(Figure data in JSON)
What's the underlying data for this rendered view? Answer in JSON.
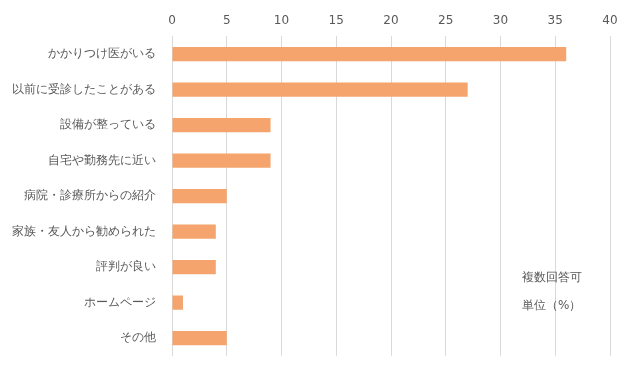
{
  "chart_data": {
    "type": "bar",
    "orientation": "horizontal",
    "categories": [
      "かかりつけ医がいる",
      "以前に受診したことがある",
      "設備が整っている",
      "自宅や勤務先に近い",
      "病院・診療所からの紹介",
      "家族・友人から勧められた",
      "評判が良い",
      "ホームページ",
      "その他"
    ],
    "values": [
      36,
      27,
      9,
      9,
      5,
      4,
      4,
      1,
      5
    ],
    "color": "#f4a46c",
    "xlim": [
      0,
      40
    ],
    "xticks": [
      0,
      5,
      10,
      15,
      20,
      25,
      30,
      35,
      40
    ],
    "grid": true,
    "annotations": [
      "複数回答可",
      "単位（%）"
    ]
  }
}
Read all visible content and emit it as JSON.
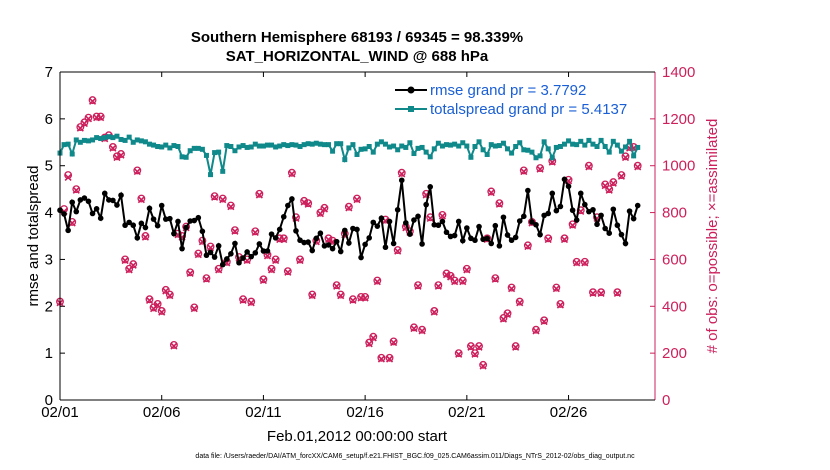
{
  "chart_data": {
    "type": "line",
    "title": "Southern Hemisphere 68193 / 69345 = 98.339%",
    "subtitle": "SAT_HORIZONTAL_WIND @ 688 hPa",
    "xlabel": "Feb.01,2012 00:00:00 start",
    "ylabel": "rmse and totalspread",
    "ylabel_right": "# of obs: o=possible; ×=assimilated",
    "footer": "data file: /Users/raeder/DAI/ATM_forcXX/CAM6_setup/f.e21.FHIST_BGC.f09_025.CAM6assim.011/Diags_NTrS_2012-02/obs_diag_output.nc",
    "xlim": [
      0,
      29.25
    ],
    "ylim": [
      0,
      7
    ],
    "ylim_right": [
      0,
      1400
    ],
    "xticks": [
      {
        "x": 0,
        "label": "02/01"
      },
      {
        "x": 5,
        "label": "02/06"
      },
      {
        "x": 10,
        "label": "02/11"
      },
      {
        "x": 15,
        "label": "02/16"
      },
      {
        "x": 20,
        "label": "02/21"
      },
      {
        "x": 25,
        "label": "02/26"
      }
    ],
    "yticks": [
      0,
      1,
      2,
      3,
      4,
      5,
      6,
      7
    ],
    "yticks_right": [
      0,
      200,
      400,
      600,
      800,
      1000,
      1200,
      1400
    ],
    "legend_position": "top-right",
    "colors": {
      "rmse": "#000000",
      "spread": "#10898b",
      "obs": "#cc1f5c"
    },
    "series": [
      {
        "name": "rmse grand pr = 3.7792",
        "axis": "left",
        "values": [
          4.05,
          3.97,
          3.62,
          4.22,
          4.02,
          4.27,
          4.31,
          4.24,
          3.98,
          4.08,
          3.88,
          4.41,
          4.27,
          4.26,
          4.16,
          4.37,
          3.73,
          3.79,
          3.73,
          3.46,
          3.77,
          3.68,
          4.09,
          3.86,
          3.72,
          4.15,
          3.86,
          3.87,
          3.55,
          3.81,
          3.23,
          3.68,
          3.82,
          3.83,
          3.89,
          3.6,
          3.09,
          3.15,
          3.05,
          3.29,
          2.89,
          3.01,
          3.12,
          3.34,
          2.93,
          3.03,
          3.16,
          3.06,
          3.14,
          3.33,
          3.18,
          3.18,
          3.54,
          3.46,
          3.64,
          3.91,
          4.15,
          4.29,
          3.61,
          3.41,
          3.36,
          3.37,
          3.19,
          3.45,
          3.56,
          3.29,
          3.31,
          3.23,
          3.38,
          3.17,
          3.62,
          3.35,
          3.66,
          3.64,
          3.04,
          3.32,
          3.46,
          3.79,
          3.71,
          3.88,
          3.26,
          3.81,
          3.34,
          4.06,
          4.69,
          3.78,
          3.54,
          3.84,
          3.92,
          3.33,
          4.17,
          4.55,
          3.74,
          3.73,
          3.81,
          3.58,
          3.49,
          3.51,
          3.81,
          3.4,
          3.67,
          3.45,
          3.41,
          3.7,
          3.43,
          3.45,
          3.34,
          3.72,
          3.29,
          3.9,
          3.52,
          3.41,
          3.47,
          3.82,
          3.92,
          4.47,
          3.8,
          3.74,
          3.53,
          3.94,
          3.98,
          4.41,
          4.04,
          4.13,
          4.71,
          4.56,
          4.05,
          3.84,
          4.41,
          4.17,
          4.02,
          4.06,
          3.75,
          3.94,
          3.66,
          3.56,
          4.07,
          3.73,
          3.53,
          3.34,
          4.03,
          3.87,
          4.15
        ]
      },
      {
        "name": "totalspread grand pr = 5.4137",
        "axis": "left",
        "values": [
          5.27,
          5.45,
          5.46,
          5.25,
          5.55,
          5.5,
          5.54,
          5.53,
          5.55,
          5.6,
          5.58,
          5.6,
          5.62,
          5.6,
          5.63,
          5.56,
          5.54,
          5.61,
          5.5,
          5.55,
          5.53,
          5.51,
          5.46,
          5.44,
          5.41,
          5.4,
          5.44,
          5.38,
          5.43,
          5.41,
          5.19,
          5.18,
          5.32,
          5.37,
          5.37,
          5.35,
          5.22,
          4.81,
          5.28,
          5.29,
          4.88,
          5.43,
          5.41,
          5.32,
          5.4,
          5.43,
          5.39,
          5.4,
          5.46,
          5.42,
          5.42,
          5.44,
          5.44,
          5.4,
          5.42,
          5.45,
          5.43,
          5.45,
          5.44,
          5.41,
          5.45,
          5.47,
          5.46,
          5.48,
          5.46,
          5.45,
          5.45,
          5.31,
          5.47,
          5.47,
          5.13,
          5.38,
          5.45,
          5.24,
          5.35,
          5.36,
          5.41,
          5.29,
          5.46,
          5.51,
          5.46,
          5.4,
          5.42,
          5.34,
          5.42,
          5.39,
          5.49,
          5.26,
          5.37,
          5.39,
          5.29,
          5.19,
          5.36,
          5.48,
          5.42,
          5.45,
          5.44,
          5.46,
          5.42,
          5.49,
          5.42,
          5.18,
          5.41,
          5.51,
          5.34,
          5.24,
          5.45,
          5.42,
          5.43,
          5.48,
          5.36,
          5.27,
          5.41,
          5.49,
          5.34,
          5.33,
          5.29,
          5.17,
          5.21,
          5.51,
          5.36,
          5.17,
          5.39,
          5.41,
          5.46,
          5.53,
          5.46,
          5.45,
          5.52,
          5.44,
          5.54,
          5.46,
          5.41,
          5.54,
          5.41,
          5.29,
          5.52,
          5.44,
          5.31,
          5.4,
          5.52,
          5.21,
          5.39
        ]
      },
      {
        "name": "obs possible",
        "axis": "right",
        "marker": "o",
        "values": [
          420,
          815,
          960,
          760,
          900,
          1165,
          1185,
          1205,
          1280,
          1210,
          1210,
          1120,
          1130,
          1080,
          1040,
          1050,
          600,
          560,
          580,
          980,
          860,
          700,
          430,
          395,
          410,
          380,
          470,
          450,
          235,
          710,
          700,
          740,
          545,
          395,
          625,
          680,
          520,
          655,
          870,
          560,
          860,
          590,
          830,
          725,
          610,
          430,
          600,
          420,
          720,
          880,
          515,
          620,
          560,
          600,
          690,
          690,
          550,
          970,
          780,
          600,
          850,
          840,
          450,
          680,
          800,
          820,
          690,
          680,
          490,
          450,
          710,
          825,
          430,
          860,
          440,
          440,
          245,
          270,
          510,
          180,
          770,
          180,
          250,
          640,
          970,
          740,
          720,
          310,
          490,
          300,
          880,
          780,
          380,
          490,
          790,
          540,
          530,
          510,
          200,
          510,
          560,
          230,
          200,
          230,
          150,
          690,
          890,
          520,
          840,
          350,
          370,
          480,
          230,
          420,
          980,
          660,
          760,
          300,
          990,
          340,
          690,
          1020,
          480,
          410,
          690,
          940,
          750,
          590,
          810,
          590,
          1000,
          460,
          780,
          460,
          920,
          900,
          930,
          460,
          960,
          1040,
          1080,
          1080,
          1000
        ]
      },
      {
        "name": "obs assimilated",
        "axis": "right",
        "marker": "x",
        "values": [
          415,
          805,
          950,
          755,
          895,
          1160,
          1180,
          1200,
          1275,
          1205,
          1205,
          1115,
          1125,
          1075,
          1035,
          1045,
          595,
          555,
          575,
          975,
          855,
          695,
          425,
          390,
          405,
          375,
          465,
          445,
          230,
          705,
          695,
          735,
          540,
          390,
          620,
          675,
          515,
          650,
          865,
          555,
          855,
          585,
          825,
          720,
          605,
          425,
          595,
          415,
          715,
          875,
          510,
          615,
          555,
          595,
          685,
          685,
          545,
          965,
          775,
          595,
          845,
          835,
          445,
          675,
          795,
          815,
          685,
          675,
          485,
          445,
          705,
          820,
          425,
          855,
          435,
          435,
          240,
          265,
          505,
          175,
          765,
          175,
          245,
          635,
          965,
          735,
          715,
          305,
          485,
          295,
          875,
          775,
          375,
          485,
          785,
          535,
          525,
          505,
          195,
          505,
          555,
          225,
          195,
          225,
          145,
          685,
          885,
          515,
          835,
          345,
          365,
          475,
          225,
          415,
          975,
          655,
          755,
          295,
          985,
          335,
          685,
          1015,
          475,
          405,
          685,
          935,
          745,
          585,
          805,
          585,
          995,
          455,
          775,
          455,
          915,
          895,
          925,
          455,
          955,
          1035,
          1075,
          1075,
          995
        ]
      }
    ]
  }
}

▸ **The task**: List every line above that contains the word "name".

▸ **Result**:
        "name": "rmse grand pr = 3.7792",
        "name": "totalspread grand pr = 5.4137",
        "name": "obs possible",
        "name": "obs assimilated",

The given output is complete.